• [MATERIAL FOR THIS TASK]

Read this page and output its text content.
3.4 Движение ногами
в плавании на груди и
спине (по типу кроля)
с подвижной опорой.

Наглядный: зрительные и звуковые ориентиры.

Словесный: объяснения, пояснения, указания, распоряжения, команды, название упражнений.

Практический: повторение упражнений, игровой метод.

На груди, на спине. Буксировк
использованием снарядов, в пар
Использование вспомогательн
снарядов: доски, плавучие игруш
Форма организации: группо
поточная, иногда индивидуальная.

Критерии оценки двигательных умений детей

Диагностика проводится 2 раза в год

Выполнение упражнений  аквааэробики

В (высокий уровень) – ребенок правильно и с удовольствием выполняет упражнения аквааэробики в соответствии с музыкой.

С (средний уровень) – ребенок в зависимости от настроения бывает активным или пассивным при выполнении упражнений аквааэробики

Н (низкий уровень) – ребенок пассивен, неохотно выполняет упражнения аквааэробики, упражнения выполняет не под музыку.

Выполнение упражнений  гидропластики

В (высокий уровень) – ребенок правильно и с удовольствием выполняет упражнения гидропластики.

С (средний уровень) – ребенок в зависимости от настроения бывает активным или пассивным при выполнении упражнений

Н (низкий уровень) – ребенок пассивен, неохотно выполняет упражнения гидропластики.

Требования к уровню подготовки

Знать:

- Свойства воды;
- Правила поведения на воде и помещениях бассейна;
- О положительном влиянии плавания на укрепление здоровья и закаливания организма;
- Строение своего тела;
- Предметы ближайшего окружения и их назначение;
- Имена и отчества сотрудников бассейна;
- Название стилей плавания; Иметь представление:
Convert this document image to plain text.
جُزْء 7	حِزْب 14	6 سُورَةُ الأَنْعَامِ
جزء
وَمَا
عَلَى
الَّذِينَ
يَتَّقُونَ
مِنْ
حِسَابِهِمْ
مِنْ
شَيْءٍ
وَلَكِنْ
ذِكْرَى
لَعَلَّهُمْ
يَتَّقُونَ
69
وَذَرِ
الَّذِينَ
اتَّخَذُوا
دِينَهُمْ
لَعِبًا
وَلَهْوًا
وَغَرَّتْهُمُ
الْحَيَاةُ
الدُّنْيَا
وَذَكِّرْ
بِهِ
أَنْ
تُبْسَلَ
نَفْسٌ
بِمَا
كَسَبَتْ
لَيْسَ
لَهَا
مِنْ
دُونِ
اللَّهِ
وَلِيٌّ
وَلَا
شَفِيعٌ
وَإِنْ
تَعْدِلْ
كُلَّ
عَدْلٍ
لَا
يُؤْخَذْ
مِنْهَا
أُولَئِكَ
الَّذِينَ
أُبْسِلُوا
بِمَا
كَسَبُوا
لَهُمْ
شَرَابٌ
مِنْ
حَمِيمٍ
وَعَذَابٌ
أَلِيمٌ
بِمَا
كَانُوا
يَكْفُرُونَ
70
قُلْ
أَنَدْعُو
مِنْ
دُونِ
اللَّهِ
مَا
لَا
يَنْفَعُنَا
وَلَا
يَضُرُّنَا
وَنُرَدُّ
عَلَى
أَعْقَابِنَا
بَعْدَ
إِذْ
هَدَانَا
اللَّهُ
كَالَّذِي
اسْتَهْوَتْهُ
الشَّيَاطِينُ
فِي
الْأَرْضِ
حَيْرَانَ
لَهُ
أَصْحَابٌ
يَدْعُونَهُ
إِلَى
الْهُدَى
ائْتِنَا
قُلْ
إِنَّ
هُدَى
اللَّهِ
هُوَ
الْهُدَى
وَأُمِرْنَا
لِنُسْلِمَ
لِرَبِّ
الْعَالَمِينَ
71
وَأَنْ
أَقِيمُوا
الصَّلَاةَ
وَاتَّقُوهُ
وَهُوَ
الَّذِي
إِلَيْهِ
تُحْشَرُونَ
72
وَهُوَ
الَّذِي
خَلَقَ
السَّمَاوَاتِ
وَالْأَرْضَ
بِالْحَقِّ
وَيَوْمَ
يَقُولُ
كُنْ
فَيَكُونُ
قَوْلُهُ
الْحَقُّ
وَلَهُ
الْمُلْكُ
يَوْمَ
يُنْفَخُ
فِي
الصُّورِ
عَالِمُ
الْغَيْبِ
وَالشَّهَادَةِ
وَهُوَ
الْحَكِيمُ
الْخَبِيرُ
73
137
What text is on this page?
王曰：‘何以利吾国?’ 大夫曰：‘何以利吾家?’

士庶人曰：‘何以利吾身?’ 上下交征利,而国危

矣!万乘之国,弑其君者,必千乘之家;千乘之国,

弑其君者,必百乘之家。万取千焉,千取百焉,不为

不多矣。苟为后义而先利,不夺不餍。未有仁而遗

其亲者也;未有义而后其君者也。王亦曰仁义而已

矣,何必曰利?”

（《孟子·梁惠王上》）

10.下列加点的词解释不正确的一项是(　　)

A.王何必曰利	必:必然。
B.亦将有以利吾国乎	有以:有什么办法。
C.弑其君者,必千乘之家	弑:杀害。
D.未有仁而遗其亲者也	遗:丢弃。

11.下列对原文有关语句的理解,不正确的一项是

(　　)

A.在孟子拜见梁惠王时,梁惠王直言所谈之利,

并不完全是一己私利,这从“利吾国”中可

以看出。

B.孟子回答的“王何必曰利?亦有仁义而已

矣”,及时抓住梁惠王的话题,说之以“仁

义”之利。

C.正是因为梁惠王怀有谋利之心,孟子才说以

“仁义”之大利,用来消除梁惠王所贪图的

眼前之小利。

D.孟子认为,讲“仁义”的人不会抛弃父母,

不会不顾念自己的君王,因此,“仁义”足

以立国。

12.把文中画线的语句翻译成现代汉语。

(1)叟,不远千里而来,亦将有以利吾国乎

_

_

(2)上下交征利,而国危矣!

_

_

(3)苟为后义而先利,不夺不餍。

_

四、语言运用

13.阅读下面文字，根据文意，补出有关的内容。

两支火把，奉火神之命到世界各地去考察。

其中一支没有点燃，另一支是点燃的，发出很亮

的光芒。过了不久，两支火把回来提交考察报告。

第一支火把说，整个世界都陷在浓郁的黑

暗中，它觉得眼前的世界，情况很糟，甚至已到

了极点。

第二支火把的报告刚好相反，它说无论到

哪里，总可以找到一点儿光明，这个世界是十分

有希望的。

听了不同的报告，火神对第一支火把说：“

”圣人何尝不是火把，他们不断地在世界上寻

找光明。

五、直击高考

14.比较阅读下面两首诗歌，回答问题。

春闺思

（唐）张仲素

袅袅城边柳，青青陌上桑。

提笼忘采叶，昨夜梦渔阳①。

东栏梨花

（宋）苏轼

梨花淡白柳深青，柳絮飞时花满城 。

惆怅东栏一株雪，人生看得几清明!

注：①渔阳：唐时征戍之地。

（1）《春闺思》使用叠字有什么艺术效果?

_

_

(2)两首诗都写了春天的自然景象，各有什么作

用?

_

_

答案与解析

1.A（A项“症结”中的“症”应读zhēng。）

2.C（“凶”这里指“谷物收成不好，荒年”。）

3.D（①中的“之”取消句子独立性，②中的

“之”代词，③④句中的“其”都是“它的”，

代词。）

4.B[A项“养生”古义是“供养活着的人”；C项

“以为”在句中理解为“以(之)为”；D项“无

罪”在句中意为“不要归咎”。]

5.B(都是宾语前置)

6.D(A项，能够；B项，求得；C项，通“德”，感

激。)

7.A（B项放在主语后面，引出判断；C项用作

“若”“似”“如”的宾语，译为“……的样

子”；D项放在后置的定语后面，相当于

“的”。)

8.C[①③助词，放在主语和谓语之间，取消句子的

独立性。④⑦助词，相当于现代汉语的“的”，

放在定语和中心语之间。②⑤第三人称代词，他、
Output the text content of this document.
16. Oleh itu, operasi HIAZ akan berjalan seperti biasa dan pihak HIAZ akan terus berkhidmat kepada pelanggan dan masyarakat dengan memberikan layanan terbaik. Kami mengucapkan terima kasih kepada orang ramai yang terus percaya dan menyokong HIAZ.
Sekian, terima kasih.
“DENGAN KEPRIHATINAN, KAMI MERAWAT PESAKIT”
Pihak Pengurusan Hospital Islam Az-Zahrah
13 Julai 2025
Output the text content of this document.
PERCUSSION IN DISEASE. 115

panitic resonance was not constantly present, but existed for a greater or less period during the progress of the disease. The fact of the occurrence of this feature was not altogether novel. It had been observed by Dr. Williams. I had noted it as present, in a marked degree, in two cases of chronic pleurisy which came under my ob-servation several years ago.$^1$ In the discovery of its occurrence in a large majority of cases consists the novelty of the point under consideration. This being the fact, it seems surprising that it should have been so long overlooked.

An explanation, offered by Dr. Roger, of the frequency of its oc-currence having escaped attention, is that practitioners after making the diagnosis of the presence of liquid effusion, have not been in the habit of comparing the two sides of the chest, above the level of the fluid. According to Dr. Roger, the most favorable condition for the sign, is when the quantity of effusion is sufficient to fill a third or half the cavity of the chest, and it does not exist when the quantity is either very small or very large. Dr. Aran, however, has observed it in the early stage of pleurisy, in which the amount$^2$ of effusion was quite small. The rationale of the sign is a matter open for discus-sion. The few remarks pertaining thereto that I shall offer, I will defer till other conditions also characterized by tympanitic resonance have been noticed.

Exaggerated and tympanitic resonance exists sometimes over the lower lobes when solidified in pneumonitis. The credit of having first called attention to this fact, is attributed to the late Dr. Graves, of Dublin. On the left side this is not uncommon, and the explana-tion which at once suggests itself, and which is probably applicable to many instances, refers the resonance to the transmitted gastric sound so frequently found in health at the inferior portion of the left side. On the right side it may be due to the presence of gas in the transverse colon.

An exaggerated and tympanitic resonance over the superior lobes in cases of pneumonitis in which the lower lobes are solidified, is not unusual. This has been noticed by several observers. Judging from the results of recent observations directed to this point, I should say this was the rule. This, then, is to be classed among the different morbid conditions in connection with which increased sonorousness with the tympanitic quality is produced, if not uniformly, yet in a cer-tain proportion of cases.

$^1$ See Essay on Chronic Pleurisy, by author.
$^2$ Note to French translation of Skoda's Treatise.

• [AIM]
The word "lower" may appear on some lines. Report how many lines hold it, giving the number alone.

• [EXERCISE SOLUTION]
2